> [Written exercise]:
How many lines of the records below contain the word "start"? Answer with the number alone.

> [Supplied information]:
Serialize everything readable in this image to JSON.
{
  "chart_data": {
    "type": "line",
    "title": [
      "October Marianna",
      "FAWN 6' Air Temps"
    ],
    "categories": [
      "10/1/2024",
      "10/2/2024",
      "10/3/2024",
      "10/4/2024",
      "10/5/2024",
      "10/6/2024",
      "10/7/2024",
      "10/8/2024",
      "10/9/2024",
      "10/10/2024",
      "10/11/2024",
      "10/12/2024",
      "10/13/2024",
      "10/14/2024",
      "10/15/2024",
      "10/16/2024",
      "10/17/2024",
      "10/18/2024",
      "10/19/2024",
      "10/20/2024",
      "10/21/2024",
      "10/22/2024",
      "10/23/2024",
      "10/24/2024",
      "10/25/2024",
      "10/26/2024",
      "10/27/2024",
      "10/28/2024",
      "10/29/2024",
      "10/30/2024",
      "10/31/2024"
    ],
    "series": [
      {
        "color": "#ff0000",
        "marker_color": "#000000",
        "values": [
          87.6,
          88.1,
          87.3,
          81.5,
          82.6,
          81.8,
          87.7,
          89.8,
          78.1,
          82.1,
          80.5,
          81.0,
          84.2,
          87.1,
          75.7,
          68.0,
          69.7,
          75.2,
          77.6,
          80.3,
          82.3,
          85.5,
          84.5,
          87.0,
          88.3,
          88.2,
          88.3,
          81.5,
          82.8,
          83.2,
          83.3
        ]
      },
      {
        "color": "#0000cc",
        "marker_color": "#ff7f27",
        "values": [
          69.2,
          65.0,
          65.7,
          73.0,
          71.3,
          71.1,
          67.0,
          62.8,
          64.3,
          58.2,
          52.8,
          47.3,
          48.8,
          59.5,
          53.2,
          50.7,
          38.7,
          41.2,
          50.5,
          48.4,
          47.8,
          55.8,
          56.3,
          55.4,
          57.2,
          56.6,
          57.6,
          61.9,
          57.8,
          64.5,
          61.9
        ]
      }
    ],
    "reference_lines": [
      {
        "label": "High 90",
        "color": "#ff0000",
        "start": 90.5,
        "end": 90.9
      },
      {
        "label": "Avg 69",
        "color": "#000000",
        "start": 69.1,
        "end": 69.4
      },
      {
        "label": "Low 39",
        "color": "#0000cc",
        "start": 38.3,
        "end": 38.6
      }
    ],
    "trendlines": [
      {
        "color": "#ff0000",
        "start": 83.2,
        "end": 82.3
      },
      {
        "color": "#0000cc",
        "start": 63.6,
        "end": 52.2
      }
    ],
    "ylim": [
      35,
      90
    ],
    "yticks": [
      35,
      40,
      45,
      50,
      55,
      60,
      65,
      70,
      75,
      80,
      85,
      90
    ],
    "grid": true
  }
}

> [Response to this task]:
5